## TASK DIRECTIONS:
Leave every picture out and write out the records below exactly.

## DATA FOR THIS TASK:
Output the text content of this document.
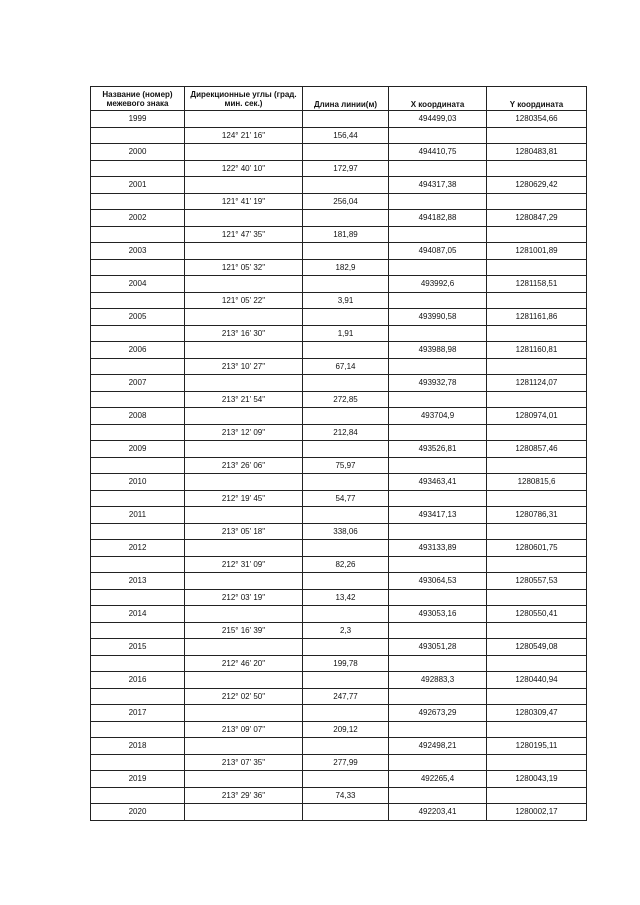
Название (номер) межевого знака	Дирекционные углы (град. мин. сек.)	Длина линии(м)	X координата	Y координата
1999			494499,03	1280354,66
	124° 21' 16"	156,44		
2000			494410,75	1280483,81
	122° 40' 10"	172,97		
2001			494317,38	1280629,42
	121° 41' 19"	256,04		
2002			494182,88	1280847,29
	121° 47' 35"	181,89		
2003			494087,05	1281001,89
	121° 05' 32"	182,9		
2004			493992,6	1281158,51
	121° 05' 22"	3,91		
2005			493990,58	1281161,86
	213° 16' 30"	1,91		
2006			493988,98	1281160,81
	213° 10' 27"	67,14		
2007			493932,78	1281124,07
	213° 21' 54"	272,85		
2008			493704,9	1280974,01
	213° 12' 09"	212,84		
2009			493526,81	1280857,46
	213° 26' 06"	75,97		
2010			493463,41	1280815,6
	212° 19' 45"	54,77		
2011			493417,13	1280786,31
	213° 05' 18"	338,06		
2012			493133,89	1280601,75
	212° 31' 09"	82,26		
2013			493064,53	1280557,53
	212° 03' 19"	13,42		
2014			493053,16	1280550,41
	215° 16' 39"	2,3		
2015			493051,28	1280549,08
	212° 46' 20"	199,78		
2016			492883,3	1280440,94
	212° 02' 50"	247,77		
2017			492673,29	1280309,47
	213° 09' 07"	209,12		
2018			492498,21	1280195,11
	213° 07' 35"	277,99		
2019			492265,4	1280043,19
	213° 29' 36"	74,33		
2020			492203,41	1280002,17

## OUTPUT OF THE TASK:
Output the text content of this document.
Название (номер) межевого знака	Дирекционные углы (град. мин. сек.)	Длина линии(м)	X координата	Y координата
1999			494499,03	1280354,66
	124° 21' 16"	156,44		
2000			494410,75	1280483,81
	122° 40' 10"	172,97		
2001			494317,38	1280629,42
	121° 41' 19"	256,04		
2002			494182,88	1280847,29
	121° 47' 35"	181,89		
2003			494087,05	1281001,89
	121° 05' 32"	182,9		
2004			493992,6	1281158,51
	121° 05' 22"	3,91		
2005			493990,58	1281161,86
	213° 16' 30"	1,91		
2006			493988,98	1281160,81
	213° 10' 27"	67,14		
2007			493932,78	1281124,07
	213° 21' 54"	272,85		
2008			493704,9	1280974,01
	213° 12' 09"	212,84		
2009			493526,81	1280857,46
	213° 26' 06"	75,97		
2010			493463,41	1280815,6
	212° 19' 45"	54,77		
2011			493417,13	1280786,31
	213° 05' 18"	338,06		
2012			493133,89	1280601,75
	212° 31' 09"	82,26		
2013			493064,53	1280557,53
	212° 03' 19"	13,42		
2014			493053,16	1280550,41
	215° 16' 39"	2,3		
2015			493051,28	1280549,08
	212° 46' 20"	199,78		
2016			492883,3	1280440,94
	212° 02' 50"	247,77		
2017			492673,29	1280309,47
	213° 09' 07"	209,12		
2018			492498,21	1280195,11
	213° 07' 35"	277,99		
2019			492265,4	1280043,19
	213° 29' 36"	74,33		
2020			492203,41	1280002,17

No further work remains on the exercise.